--- begin Records for the task ---

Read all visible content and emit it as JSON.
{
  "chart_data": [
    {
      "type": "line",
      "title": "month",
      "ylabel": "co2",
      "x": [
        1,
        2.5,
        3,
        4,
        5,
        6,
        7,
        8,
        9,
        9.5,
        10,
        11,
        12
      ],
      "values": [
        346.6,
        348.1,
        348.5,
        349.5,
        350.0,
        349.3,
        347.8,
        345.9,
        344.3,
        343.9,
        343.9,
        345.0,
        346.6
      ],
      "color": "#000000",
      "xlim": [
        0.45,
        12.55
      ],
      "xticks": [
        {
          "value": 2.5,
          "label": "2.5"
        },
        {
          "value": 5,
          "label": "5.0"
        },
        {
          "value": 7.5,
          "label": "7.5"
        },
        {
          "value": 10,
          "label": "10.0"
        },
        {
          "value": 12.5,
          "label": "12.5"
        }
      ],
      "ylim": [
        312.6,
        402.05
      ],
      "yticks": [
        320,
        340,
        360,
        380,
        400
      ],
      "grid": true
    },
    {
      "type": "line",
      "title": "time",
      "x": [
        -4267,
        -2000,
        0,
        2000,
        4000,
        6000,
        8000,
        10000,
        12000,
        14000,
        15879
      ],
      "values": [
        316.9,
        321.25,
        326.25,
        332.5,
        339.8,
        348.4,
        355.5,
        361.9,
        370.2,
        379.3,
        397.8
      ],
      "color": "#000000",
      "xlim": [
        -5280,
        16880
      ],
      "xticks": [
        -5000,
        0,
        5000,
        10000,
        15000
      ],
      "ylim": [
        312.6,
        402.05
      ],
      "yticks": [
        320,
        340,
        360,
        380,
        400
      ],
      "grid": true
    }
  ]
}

--- end Records for the task ---

* **Aim**: Copy every line of the records word for word.

* **Written response**:
Read all visible content and emit it as JSON.
{
  "chart_data": [
    {
      "type": "line",
      "title": "month",
      "ylabel": "co2",
      "x": [
        1,
        2.5,
        3,
        4,
        5,
        6,
        7,
        8,
        9,
        9.5,
        10,
        11,
        12
      ],
      "values": [
        346.6,
        348.1,
        348.5,
        349.5,
        350.0,
        349.3,
        347.8,
        345.9,
        344.3,
        343.9,
        343.9,
        345.0,
        346.6
      ],
      "color": "#000000",
      "xlim": [
        0.45,
        12.55
      ],
      "xticks": [
        {
          "value": 2.5,
          "label": "2.5"
        },
        {
          "value": 5,
          "label": "5.0"
        },
        {
          "value": 7.5,
          "label": "7.5"
        },
        {
          "value": 10,
          "label": "10.0"
        },
        {
          "value": 12.5,
          "label": "12.5"
        }
      ],
      "ylim": [
        312.6,
        402.05
      ],
      "yticks": [
        320,
        340,
        360,
        380,
        400
      ],
      "grid": true
    },
    {
      "type": "line",
      "title": "time",
      "x": [
        -4267,
        -2000,
        0,
        2000,
        4000,
        6000,
        8000,
        10000,
        12000,
        14000,
        15879
      ],
      "values": [
        316.9,
        321.25,
        326.25,
        332.5,
        339.8,
        348.4,
        355.5,
        361.9,
        370.2,
        379.3,
        397.8
      ],
      "color": "#000000",
      "xlim": [
        -5280,
        16880
      ],
      "xticks": [
        -5000,
        0,
        5000,
        10000,
        15000
      ],
      "ylim": [
        312.6,
        402.05
      ],
      "yticks": [
        320,
        340,
        360,
        380,
        400
      ],
      "grid": true
    }
  ]
}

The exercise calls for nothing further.